[Aim] Each line containing the word "syntrophic" must be collected.

[Saved entries]
§ §
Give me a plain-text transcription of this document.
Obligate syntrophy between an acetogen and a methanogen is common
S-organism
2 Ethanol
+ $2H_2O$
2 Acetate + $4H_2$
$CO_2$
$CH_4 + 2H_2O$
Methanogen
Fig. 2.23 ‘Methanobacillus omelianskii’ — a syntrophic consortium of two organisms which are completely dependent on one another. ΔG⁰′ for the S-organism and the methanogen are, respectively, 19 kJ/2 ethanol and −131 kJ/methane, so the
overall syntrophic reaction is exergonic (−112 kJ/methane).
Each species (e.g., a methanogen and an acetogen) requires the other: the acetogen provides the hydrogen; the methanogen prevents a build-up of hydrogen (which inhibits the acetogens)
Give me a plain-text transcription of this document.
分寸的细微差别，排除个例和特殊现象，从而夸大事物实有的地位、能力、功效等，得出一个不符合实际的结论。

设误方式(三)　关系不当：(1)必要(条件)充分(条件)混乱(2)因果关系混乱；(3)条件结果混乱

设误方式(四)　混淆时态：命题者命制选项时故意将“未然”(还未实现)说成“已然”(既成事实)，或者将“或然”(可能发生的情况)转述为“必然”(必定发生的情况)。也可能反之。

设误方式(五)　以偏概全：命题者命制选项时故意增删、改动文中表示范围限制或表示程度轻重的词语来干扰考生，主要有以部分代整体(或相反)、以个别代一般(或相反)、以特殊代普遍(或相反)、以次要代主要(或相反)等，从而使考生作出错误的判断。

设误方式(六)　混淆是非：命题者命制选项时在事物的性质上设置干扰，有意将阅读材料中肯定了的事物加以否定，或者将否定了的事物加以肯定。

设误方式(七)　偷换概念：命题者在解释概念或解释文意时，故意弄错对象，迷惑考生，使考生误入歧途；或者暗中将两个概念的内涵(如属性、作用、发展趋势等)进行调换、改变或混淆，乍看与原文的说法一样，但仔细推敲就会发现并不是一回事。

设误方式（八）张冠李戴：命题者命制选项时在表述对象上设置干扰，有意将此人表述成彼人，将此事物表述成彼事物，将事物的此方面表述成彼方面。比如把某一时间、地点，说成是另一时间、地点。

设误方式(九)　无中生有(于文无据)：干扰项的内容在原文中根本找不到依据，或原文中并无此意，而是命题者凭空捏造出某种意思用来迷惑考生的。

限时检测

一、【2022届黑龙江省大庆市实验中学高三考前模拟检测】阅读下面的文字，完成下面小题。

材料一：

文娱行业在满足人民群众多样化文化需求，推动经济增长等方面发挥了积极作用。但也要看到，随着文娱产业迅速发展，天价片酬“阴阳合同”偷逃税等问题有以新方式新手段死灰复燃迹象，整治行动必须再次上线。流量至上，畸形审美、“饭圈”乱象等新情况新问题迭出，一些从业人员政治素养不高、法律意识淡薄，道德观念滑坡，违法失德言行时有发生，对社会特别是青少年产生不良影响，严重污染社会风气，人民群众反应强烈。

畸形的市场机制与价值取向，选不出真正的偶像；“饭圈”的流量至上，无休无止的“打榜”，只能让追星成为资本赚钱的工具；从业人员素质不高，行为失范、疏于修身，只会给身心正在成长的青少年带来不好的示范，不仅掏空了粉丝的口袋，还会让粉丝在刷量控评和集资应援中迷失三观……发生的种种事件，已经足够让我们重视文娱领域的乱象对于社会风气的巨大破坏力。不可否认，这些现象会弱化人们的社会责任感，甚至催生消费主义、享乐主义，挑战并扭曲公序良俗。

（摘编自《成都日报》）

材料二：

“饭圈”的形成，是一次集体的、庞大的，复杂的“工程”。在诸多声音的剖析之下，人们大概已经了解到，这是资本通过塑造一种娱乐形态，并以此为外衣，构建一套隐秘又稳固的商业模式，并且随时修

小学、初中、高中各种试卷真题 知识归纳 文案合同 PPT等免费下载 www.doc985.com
§ §
[Output of the exercise]
Fig. 2.23 ‘Methanobacillus omelianskii’ — a syntrophic consortium of two organisms which are completely dependent on one another. ΔG⁰′ for the S-organism and the methanogen are, respectively, 19 kJ/2 ethanol and −131 kJ/methane, so the
overall syntrophic reaction is exergonic (−112 kJ/methane).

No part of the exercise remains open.